[start of Entries supplied]

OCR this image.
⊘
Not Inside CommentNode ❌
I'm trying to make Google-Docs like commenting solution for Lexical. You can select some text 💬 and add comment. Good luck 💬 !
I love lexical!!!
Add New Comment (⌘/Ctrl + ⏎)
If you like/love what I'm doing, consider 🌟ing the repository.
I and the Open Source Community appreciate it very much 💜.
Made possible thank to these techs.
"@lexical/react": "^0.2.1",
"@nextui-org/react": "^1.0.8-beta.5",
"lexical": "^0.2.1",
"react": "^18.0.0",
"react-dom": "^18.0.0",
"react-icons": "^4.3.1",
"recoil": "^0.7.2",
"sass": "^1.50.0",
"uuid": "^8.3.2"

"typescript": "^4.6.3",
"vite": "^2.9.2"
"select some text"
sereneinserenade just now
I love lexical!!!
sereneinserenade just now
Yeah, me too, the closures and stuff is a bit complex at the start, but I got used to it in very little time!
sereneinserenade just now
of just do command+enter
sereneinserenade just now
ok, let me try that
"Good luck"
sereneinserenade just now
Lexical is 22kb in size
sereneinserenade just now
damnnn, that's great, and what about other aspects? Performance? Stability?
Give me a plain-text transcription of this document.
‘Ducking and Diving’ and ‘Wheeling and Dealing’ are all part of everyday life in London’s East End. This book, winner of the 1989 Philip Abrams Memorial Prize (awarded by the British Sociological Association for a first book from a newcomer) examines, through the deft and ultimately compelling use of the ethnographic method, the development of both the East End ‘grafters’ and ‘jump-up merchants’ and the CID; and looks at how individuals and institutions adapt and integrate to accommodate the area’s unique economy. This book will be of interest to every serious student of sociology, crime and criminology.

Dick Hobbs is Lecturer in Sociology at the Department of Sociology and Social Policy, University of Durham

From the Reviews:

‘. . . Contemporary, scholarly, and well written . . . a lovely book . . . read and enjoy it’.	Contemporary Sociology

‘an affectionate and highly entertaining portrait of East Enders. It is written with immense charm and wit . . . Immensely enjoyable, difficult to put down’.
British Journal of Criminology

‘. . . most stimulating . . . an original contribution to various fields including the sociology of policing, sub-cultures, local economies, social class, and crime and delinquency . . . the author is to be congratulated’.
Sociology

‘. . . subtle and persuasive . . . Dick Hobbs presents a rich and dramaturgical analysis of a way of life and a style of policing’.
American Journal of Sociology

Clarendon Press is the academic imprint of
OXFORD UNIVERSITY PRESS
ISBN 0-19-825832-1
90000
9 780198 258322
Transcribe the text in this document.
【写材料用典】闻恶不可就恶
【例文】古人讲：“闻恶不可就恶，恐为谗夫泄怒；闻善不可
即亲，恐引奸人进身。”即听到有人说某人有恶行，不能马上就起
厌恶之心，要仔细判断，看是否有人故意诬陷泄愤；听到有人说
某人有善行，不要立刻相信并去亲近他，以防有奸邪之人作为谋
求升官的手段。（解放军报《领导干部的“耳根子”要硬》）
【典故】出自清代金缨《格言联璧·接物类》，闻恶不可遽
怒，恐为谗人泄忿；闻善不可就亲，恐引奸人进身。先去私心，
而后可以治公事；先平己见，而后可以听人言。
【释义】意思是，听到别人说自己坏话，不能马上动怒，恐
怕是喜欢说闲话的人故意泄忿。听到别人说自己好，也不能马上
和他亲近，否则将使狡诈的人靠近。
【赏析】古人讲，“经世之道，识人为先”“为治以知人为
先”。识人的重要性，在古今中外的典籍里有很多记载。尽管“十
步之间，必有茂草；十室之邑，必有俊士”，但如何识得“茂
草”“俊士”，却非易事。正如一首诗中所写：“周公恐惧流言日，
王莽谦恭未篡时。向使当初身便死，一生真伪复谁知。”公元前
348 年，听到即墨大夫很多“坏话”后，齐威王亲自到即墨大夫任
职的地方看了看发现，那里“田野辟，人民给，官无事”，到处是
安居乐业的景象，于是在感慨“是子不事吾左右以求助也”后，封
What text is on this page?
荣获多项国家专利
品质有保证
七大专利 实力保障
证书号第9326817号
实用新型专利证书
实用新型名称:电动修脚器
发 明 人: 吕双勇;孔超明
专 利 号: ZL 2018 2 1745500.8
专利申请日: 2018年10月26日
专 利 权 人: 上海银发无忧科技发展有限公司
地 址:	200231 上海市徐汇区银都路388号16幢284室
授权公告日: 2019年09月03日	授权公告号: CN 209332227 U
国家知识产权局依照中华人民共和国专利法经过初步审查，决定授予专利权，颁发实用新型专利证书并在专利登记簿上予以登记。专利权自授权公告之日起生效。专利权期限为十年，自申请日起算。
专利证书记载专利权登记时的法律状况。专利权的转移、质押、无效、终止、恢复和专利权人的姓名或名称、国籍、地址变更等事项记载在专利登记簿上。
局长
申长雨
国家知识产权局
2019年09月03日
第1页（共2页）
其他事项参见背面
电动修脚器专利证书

[end of Entries supplied]

### Written request
From the records above, copy every line that holds the word "document".

### Answer to this exercise
Give me a plain-text transcription of this document.
Transcribe the text in this document.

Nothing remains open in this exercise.